Brief - Counting only lines that hold "либо", give the total and nothing more.

Stored items:
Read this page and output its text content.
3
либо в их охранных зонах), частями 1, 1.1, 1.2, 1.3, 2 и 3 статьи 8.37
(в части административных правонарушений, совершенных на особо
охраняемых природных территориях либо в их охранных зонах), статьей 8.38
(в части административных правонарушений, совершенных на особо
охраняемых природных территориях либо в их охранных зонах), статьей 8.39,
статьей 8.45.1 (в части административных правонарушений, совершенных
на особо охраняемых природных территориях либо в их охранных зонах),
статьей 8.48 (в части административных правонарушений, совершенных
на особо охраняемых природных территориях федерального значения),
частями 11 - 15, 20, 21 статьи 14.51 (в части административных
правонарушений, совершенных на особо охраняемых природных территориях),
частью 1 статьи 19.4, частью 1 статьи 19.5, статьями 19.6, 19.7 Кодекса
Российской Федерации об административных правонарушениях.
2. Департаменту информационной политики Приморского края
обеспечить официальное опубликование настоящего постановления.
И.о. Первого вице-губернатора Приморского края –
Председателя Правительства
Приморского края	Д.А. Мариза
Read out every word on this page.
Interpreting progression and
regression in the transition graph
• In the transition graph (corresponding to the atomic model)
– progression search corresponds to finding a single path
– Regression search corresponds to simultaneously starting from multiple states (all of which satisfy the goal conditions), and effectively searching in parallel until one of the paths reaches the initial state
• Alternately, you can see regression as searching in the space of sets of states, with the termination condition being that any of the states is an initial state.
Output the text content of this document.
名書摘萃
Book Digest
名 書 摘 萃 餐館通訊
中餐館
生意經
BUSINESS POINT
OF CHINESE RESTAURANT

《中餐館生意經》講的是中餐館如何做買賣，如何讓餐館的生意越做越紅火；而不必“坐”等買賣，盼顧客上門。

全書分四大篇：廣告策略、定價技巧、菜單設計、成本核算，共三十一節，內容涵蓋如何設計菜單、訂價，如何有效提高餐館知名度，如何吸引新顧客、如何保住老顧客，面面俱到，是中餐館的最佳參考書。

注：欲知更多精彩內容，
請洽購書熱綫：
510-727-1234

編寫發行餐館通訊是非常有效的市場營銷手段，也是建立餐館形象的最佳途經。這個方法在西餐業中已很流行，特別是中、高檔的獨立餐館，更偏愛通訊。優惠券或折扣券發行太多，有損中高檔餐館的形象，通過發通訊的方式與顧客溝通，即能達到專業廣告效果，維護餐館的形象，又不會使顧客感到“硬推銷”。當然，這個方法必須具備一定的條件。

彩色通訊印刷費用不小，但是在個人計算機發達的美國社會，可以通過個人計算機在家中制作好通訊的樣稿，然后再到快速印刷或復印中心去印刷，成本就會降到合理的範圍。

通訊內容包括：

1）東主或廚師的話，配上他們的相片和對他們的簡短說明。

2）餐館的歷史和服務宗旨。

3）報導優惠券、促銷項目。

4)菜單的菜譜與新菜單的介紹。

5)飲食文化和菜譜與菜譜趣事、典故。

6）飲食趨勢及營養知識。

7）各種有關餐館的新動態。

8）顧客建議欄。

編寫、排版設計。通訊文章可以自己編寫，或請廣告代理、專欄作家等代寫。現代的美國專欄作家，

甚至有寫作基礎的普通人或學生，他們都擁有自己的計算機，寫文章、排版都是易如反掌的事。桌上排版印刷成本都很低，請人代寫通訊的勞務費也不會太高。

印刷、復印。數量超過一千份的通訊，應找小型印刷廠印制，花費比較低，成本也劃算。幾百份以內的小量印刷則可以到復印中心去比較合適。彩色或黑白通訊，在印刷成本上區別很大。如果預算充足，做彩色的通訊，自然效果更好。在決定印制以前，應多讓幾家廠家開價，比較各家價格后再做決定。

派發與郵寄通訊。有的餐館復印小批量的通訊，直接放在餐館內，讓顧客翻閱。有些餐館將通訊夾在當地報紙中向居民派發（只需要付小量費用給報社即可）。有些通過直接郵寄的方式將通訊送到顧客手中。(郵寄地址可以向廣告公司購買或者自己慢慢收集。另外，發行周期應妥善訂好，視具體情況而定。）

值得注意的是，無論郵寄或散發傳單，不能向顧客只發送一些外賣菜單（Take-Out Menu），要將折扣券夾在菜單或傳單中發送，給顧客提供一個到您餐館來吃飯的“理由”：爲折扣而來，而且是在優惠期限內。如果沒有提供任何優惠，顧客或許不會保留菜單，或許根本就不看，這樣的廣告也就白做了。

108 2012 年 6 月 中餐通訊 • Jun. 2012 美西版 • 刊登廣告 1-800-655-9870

In response - 4